Exactly reproduce the line containing "What's the underlying" together with every line after it, through the end of the entries, and give nothing more.

______________________________

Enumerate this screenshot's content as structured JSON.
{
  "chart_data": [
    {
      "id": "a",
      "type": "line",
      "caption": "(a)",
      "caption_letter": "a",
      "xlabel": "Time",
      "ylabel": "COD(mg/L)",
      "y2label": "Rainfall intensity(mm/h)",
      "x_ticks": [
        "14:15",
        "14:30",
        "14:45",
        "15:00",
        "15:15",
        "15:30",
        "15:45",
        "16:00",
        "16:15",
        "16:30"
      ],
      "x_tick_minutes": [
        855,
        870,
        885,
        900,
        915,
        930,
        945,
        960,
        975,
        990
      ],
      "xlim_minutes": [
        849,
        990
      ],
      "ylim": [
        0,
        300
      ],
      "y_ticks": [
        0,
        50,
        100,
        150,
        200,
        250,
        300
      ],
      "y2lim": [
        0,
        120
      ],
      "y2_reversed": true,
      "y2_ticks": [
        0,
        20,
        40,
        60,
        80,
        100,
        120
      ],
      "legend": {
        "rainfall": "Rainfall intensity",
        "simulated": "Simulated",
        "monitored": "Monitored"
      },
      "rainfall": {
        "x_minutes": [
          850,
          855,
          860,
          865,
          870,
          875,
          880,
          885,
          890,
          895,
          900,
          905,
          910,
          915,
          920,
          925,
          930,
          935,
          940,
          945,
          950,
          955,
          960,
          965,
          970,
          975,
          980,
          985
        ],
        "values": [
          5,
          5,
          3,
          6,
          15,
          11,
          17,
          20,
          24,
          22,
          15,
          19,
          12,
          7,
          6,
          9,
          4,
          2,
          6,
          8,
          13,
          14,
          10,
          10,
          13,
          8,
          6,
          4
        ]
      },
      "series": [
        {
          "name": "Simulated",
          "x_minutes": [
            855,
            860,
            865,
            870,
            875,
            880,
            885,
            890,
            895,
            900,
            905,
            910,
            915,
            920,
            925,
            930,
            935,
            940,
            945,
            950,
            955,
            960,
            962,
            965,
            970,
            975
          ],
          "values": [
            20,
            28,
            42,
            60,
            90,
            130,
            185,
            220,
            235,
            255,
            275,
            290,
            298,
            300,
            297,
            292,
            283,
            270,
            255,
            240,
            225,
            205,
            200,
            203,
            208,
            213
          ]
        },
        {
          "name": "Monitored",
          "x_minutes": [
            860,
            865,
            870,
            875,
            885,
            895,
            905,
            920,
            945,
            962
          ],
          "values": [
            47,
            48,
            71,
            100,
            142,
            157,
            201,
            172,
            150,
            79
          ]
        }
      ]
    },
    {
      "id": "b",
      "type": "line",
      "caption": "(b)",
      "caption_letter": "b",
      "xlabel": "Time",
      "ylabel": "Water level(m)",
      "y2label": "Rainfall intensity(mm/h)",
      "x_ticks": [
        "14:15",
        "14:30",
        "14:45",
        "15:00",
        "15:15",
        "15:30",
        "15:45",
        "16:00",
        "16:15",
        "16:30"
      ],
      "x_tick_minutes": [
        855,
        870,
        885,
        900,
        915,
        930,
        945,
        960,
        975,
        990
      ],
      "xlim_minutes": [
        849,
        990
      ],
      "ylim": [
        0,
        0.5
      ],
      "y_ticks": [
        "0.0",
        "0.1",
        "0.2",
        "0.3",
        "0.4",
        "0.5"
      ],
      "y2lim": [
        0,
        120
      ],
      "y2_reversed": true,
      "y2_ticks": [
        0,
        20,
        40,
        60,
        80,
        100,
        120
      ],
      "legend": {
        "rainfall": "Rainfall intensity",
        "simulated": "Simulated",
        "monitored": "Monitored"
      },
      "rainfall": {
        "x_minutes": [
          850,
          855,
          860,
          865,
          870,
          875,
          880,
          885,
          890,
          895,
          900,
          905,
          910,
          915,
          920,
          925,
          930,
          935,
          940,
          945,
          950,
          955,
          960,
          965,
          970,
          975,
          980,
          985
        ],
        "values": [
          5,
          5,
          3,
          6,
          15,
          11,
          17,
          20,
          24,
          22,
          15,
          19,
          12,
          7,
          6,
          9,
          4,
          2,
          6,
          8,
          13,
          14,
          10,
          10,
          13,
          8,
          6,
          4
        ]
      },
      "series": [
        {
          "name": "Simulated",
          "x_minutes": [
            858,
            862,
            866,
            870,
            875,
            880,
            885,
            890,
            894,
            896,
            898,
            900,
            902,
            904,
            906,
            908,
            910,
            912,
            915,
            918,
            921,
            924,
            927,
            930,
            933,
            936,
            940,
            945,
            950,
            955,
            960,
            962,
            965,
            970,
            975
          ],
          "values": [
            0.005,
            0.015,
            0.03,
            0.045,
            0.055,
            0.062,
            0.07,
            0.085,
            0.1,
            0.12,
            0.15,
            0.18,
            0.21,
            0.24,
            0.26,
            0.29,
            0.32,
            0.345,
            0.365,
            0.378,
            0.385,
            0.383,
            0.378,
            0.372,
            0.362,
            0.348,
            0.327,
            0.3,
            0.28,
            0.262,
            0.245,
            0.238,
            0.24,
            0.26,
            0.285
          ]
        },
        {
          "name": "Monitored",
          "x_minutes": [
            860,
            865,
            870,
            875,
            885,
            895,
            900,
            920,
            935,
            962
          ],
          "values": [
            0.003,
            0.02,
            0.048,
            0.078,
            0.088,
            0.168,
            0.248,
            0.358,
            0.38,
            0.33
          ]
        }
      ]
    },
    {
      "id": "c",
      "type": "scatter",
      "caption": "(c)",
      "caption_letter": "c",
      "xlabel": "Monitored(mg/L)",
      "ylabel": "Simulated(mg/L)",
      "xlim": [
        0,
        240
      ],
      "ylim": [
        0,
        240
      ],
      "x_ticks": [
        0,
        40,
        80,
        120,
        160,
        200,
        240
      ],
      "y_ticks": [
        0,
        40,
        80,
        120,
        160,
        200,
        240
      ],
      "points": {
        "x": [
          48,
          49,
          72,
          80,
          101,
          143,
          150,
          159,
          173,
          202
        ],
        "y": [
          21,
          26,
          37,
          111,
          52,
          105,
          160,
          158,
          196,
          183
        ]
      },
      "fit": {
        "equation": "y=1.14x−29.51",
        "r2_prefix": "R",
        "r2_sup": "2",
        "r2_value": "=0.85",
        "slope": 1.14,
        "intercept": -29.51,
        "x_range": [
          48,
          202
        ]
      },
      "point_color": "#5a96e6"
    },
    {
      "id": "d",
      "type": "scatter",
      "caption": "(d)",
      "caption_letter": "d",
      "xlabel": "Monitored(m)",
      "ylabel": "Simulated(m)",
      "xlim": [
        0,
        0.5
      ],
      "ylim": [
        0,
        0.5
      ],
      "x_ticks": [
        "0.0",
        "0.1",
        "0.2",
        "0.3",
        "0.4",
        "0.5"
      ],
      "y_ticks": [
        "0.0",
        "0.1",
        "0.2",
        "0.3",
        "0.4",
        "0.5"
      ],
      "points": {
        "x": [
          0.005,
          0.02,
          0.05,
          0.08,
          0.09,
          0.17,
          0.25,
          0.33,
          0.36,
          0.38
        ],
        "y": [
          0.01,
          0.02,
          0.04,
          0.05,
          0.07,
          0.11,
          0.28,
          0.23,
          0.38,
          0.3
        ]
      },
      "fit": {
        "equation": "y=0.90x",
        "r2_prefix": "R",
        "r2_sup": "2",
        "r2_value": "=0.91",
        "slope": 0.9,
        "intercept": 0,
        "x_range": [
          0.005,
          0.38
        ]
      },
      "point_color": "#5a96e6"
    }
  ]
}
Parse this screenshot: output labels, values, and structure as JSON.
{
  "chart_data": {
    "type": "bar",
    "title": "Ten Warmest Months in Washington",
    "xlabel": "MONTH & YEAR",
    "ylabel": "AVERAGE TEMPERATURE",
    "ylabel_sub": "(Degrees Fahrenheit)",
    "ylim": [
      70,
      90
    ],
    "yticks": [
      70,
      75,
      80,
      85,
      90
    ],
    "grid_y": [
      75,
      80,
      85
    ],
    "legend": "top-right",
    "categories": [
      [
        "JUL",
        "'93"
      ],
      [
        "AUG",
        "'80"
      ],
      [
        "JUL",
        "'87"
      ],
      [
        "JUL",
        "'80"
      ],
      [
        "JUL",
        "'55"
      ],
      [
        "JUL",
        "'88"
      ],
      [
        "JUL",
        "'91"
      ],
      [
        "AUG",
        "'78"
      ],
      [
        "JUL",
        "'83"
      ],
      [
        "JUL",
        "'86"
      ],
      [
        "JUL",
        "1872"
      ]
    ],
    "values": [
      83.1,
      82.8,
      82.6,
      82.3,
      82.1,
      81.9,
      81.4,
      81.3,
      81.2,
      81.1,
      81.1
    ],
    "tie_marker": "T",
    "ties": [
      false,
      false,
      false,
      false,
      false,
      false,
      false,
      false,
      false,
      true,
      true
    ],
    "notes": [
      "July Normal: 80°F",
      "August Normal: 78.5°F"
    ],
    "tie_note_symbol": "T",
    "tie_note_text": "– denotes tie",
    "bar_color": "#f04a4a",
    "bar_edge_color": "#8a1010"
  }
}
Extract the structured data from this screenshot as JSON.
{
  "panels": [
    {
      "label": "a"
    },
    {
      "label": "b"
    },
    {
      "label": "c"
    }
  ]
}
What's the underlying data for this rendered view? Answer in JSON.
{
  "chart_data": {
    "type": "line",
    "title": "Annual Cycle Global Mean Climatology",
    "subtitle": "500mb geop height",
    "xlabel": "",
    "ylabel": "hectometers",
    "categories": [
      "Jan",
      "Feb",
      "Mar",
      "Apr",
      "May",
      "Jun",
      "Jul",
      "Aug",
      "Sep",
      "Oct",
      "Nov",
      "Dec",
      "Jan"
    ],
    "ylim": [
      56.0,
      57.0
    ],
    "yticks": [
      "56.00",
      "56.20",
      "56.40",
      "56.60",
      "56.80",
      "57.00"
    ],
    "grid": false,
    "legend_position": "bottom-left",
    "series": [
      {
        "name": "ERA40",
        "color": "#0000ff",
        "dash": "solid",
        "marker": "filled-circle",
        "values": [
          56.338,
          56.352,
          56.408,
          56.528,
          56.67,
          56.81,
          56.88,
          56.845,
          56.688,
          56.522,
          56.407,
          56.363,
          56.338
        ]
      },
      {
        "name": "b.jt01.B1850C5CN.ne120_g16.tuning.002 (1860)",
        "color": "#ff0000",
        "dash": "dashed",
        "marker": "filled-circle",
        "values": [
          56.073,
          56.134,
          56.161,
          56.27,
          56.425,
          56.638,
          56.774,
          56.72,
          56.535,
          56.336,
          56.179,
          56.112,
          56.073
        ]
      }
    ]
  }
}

______________________________

# Exercise result
What's the underlying data for this rendered view? Answer in JSON.
{
  "chart_data": {
    "type": "line",
    "title": "Annual Cycle Global Mean Climatology",
    "subtitle": "500mb geop height",
    "xlabel": "",
    "ylabel": "hectometers",
    "categories": [
      "Jan",
      "Feb",
      "Mar",
      "Apr",
      "May",
      "Jun",
      "Jul",
      "Aug",
      "Sep",
      "Oct",
      "Nov",
      "Dec",
      "Jan"
    ],
    "ylim": [
      56.0,
      57.0
    ],
    "yticks": [
      "56.00",
      "56.20",
      "56.40",
      "56.60",
      "56.80",
      "57.00"
    ],
    "grid": false,
    "legend_position": "bottom-left",
    "series": [
      {
        "name": "ERA40",
        "color": "#0000ff",
        "dash": "solid",
        "marker": "filled-circle",
        "values": [
          56.338,
          56.352,
          56.408,
          56.528,
          56.67,
          56.81,
          56.88,
          56.845,
          56.688,
          56.522,
          56.407,
          56.363,
          56.338
        ]
      },
      {
        "name": "b.jt01.B1850C5CN.ne120_g16.tuning.002 (1860)",
        "color": "#ff0000",
        "dash": "dashed",
        "marker": "filled-circle",
        "values": [
          56.073,
          56.134,
          56.161,
          56.27,
          56.425,
          56.638,
          56.774,
          56.72,
          56.535,
          56.336,
          56.179,
          56.112,
          56.073
        ]
      }
    ]
  }
}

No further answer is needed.